| WORK TO BE COMPLETED |
Repeat the records below exactly.

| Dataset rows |
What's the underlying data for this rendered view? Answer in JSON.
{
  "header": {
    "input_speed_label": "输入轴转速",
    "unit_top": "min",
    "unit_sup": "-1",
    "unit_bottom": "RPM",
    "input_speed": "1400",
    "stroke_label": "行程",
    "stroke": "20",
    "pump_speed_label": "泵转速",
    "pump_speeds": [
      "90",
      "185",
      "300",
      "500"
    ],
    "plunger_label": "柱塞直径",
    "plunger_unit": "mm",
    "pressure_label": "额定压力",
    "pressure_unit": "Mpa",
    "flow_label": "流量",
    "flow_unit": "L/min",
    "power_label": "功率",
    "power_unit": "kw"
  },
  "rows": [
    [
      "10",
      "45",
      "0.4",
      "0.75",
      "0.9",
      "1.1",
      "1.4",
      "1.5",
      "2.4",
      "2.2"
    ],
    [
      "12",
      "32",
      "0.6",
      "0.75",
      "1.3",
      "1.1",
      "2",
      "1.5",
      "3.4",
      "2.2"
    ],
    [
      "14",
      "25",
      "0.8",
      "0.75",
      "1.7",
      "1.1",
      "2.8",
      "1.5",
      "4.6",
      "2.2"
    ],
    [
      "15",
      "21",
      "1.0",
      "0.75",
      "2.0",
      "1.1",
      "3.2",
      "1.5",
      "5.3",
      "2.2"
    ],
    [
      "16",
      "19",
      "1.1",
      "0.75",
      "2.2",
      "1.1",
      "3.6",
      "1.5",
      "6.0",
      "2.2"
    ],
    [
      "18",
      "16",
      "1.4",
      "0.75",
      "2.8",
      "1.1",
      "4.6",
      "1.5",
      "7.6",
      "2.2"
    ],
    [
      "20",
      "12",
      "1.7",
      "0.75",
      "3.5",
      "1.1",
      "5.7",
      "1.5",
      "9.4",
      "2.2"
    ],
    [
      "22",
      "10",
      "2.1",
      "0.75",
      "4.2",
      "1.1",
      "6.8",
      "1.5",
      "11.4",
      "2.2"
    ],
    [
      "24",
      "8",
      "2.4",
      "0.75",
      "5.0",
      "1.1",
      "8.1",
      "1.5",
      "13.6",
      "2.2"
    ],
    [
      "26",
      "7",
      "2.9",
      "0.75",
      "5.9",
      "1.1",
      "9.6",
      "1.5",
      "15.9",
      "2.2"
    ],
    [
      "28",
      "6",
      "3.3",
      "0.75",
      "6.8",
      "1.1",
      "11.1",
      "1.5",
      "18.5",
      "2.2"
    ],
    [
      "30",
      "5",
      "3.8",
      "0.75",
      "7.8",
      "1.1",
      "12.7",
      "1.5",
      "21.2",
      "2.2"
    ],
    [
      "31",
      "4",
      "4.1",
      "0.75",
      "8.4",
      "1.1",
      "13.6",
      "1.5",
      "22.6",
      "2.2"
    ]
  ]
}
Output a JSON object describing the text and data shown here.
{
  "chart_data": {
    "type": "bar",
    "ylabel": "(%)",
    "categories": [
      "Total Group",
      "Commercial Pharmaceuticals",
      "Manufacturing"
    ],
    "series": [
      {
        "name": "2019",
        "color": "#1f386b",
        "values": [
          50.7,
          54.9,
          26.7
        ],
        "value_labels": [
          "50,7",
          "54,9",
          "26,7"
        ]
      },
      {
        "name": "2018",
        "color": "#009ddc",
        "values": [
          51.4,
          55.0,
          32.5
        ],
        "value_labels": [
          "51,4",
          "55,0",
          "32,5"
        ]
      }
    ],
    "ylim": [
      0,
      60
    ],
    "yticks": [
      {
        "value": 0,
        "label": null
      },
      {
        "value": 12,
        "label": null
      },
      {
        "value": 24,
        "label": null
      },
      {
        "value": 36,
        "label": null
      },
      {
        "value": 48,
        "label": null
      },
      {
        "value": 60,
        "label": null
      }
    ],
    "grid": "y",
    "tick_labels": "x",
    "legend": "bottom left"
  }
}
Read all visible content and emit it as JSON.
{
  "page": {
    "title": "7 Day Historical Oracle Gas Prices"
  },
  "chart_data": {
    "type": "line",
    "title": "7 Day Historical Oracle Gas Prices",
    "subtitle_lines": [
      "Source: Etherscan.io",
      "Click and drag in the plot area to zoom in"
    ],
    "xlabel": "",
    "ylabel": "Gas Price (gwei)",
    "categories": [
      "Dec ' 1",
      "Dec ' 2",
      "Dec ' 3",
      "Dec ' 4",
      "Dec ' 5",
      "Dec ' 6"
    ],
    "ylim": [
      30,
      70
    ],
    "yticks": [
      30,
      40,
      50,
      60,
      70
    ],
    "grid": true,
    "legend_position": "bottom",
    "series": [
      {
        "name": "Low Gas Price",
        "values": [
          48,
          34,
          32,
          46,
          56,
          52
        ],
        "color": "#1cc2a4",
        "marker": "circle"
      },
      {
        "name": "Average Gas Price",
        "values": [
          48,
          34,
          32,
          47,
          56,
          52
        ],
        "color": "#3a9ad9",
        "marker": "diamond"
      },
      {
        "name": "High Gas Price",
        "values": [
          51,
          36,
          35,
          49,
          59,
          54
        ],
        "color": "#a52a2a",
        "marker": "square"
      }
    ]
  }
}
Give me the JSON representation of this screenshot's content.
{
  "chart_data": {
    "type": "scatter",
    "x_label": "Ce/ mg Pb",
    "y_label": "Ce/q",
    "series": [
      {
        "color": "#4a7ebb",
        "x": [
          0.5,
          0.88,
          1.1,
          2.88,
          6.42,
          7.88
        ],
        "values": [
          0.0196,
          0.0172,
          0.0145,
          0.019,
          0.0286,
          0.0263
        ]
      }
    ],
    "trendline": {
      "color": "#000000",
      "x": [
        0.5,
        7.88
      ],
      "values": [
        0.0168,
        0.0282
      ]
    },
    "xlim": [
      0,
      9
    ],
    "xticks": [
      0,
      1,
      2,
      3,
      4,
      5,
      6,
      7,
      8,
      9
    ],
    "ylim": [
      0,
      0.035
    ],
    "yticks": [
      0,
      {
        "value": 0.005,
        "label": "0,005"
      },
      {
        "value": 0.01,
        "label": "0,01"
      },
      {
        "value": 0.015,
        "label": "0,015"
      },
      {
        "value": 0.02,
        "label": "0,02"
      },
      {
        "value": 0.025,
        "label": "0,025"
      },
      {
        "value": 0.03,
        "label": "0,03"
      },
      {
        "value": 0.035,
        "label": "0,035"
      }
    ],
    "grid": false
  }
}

| SOLUTION |
What's the underlying data for this rendered view? Answer in JSON.
{
  "header": {
    "input_speed_label": "输入轴转速",
    "unit_top": "min",
    "unit_sup": "-1",
    "unit_bottom": "RPM",
    "input_speed": "1400",
    "stroke_label": "行程",
    "stroke": "20",
    "pump_speed_label": "泵转速",
    "pump_speeds": [
      "90",
      "185",
      "300",
      "500"
    ],
    "plunger_label": "柱塞直径",
    "plunger_unit": "mm",
    "pressure_label": "额定压力",
    "pressure_unit": "Mpa",
    "flow_label": "流量",
    "flow_unit": "L/min",
    "power_label": "功率",
    "power_unit": "kw"
  },
  "rows": [
    [
      "10",
      "45",
      "0.4",
      "0.75",
      "0.9",
      "1.1",
      "1.4",
      "1.5",
      "2.4",
      "2.2"
    ],
    [
      "12",
      "32",
      "0.6",
      "0.75",
      "1.3",
      "1.1",
      "2",
      "1.5",
      "3.4",
      "2.2"
    ],
    [
      "14",
      "25",
      "0.8",
      "0.75",
      "1.7",
      "1.1",
      "2.8",
      "1.5",
      "4.6",
      "2.2"
    ],
    [
      "15",
      "21",
      "1.0",
      "0.75",
      "2.0",
      "1.1",
      "3.2",
      "1.5",
      "5.3",
      "2.2"
    ],
    [
      "16",
      "19",
      "1.1",
      "0.75",
      "2.2",
      "1.1",
      "3.6",
      "1.5",
      "6.0",
      "2.2"
    ],
    [
      "18",
      "16",
      "1.4",
      "0.75",
      "2.8",
      "1.1",
      "4.6",
      "1.5",
      "7.6",
      "2.2"
    ],
    [
      "20",
      "12",
      "1.7",
      "0.75",
      "3.5",
      "1.1",
      "5.7",
      "1.5",
      "9.4",
      "2.2"
    ],
    [
      "22",
      "10",
      "2.1",
      "0.75",
      "4.2",
      "1.1",
      "6.8",
      "1.5",
      "11.4",
      "2.2"
    ],
    [
      "24",
      "8",
      "2.4",
      "0.75",
      "5.0",
      "1.1",
      "8.1",
      "1.5",
      "13.6",
      "2.2"
    ],
    [
      "26",
      "7",
      "2.9",
      "0.75",
      "5.9",
      "1.1",
      "9.6",
      "1.5",
      "15.9",
      "2.2"
    ],
    [
      "28",
      "6",
      "3.3",
      "0.75",
      "6.8",
      "1.1",
      "11.1",
      "1.5",
      "18.5",
      "2.2"
    ],
    [
      "30",
      "5",
      "3.8",
      "0.75",
      "7.8",
      "1.1",
      "12.7",
      "1.5",
      "21.2",
      "2.2"
    ],
    [
      "31",
      "4",
      "4.1",
      "0.75",
      "8.4",
      "1.1",
      "13.6",
      "1.5",
      "22.6",
      "2.2"
    ]
  ]
}
Output a JSON object describing the text and data shown here.
{
  "chart_data": {
    "type": "bar",
    "ylabel": "(%)",
    "categories": [
      "Total Group",
      "Commercial Pharmaceuticals",
      "Manufacturing"
    ],
    "series": [
      {
        "name": "2019",
        "color": "#1f386b",
        "values": [
          50.7,
          54.9,
          26.7
        ],
        "value_labels": [
          "50,7",
          "54,9",
          "26,7"
        ]
      },
      {
        "name": "2018",
        "color": "#009ddc",
        "values": [
          51.4,
          55.0,
          32.5
        ],
        "value_labels": [
          "51,4",
          "55,0",
          "32,5"
        ]
      }
    ],
    "ylim": [
      0,
      60
    ],
    "yticks": [
      {
        "value": 0,
        "label": null
      },
      {
        "value": 12,
        "label": null
      },
      {
        "value": 24,
        "label": null
      },
      {
        "value": 36,
        "label": null
      },
      {
        "value": 48,
        "label": null
      },
      {
        "value": 60,
        "label": null
      }
    ],
    "grid": "y",
    "tick_labels": "x",
    "legend": "bottom left"
  }
}
Read all visible content and emit it as JSON.
{
  "page": {
    "title": "7 Day Historical Oracle Gas Prices"
  },
  "chart_data": {
    "type": "line",
    "title": "7 Day Historical Oracle Gas Prices",
    "subtitle_lines": [
      "Source: Etherscan.io",
      "Click and drag in the plot area to zoom in"
    ],
    "xlabel": "",
    "ylabel": "Gas Price (gwei)",
    "categories": [
      "Dec ' 1",
      "Dec ' 2",
      "Dec ' 3",
      "Dec ' 4",
      "Dec ' 5",
      "Dec ' 6"
    ],
    "ylim": [
      30,
      70
    ],
    "yticks": [
      30,
      40,
      50,
      60,
      70
    ],
    "grid": true,
    "legend_position": "bottom",
    "series": [
      {
        "name": "Low Gas Price",
        "values": [
          48,
          34,
          32,
          46,
          56,
          52
        ],
        "color": "#1cc2a4",
        "marker": "circle"
      },
      {
        "name": "Average Gas Price",
        "values": [
          48,
          34,
          32,
          47,
          56,
          52
        ],
        "color": "#3a9ad9",
        "marker": "diamond"
      },
      {
        "name": "High Gas Price",
        "values": [
          51,
          36,
          35,
          49,
          59,
          54
        ],
        "color": "#a52a2a",
        "marker": "square"
      }
    ]
  }
}
Give me the JSON representation of this screenshot's content.
{
  "chart_data": {
    "type": "scatter",
    "x_label": "Ce/ mg Pb",
    "y_label": "Ce/q",
    "series": [
      {
        "color": "#4a7ebb",
        "x": [
          0.5,
          0.88,
          1.1,
          2.88,
          6.42,
          7.88
        ],
        "values": [
          0.0196,
          0.0172,
          0.0145,
          0.019,
          0.0286,
          0.0263
        ]
      }
    ],
    "trendline": {
      "color": "#000000",
      "x": [
        0.5,
        7.88
      ],
      "values": [
        0.0168,
        0.0282
      ]
    },
    "xlim": [
      0,
      9
    ],
    "xticks": [
      0,
      1,
      2,
      3,
      4,
      5,
      6,
      7,
      8,
      9
    ],
    "ylim": [
      0,
      0.035
    ],
    "yticks": [
      0,
      {
        "value": 0.005,
        "label": "0,005"
      },
      {
        "value": 0.01,
        "label": "0,01"
      },
      {
        "value": 0.015,
        "label": "0,015"
      },
      {
        "value": 0.02,
        "label": "0,02"
      },
      {
        "value": 0.025,
        "label": "0,025"
      },
      {
        "value": 0.03,
        "label": "0,03"
      },
      {
        "value": 0.035,
        "label": "0,035"
      }
    ],
    "grid": false
  }
}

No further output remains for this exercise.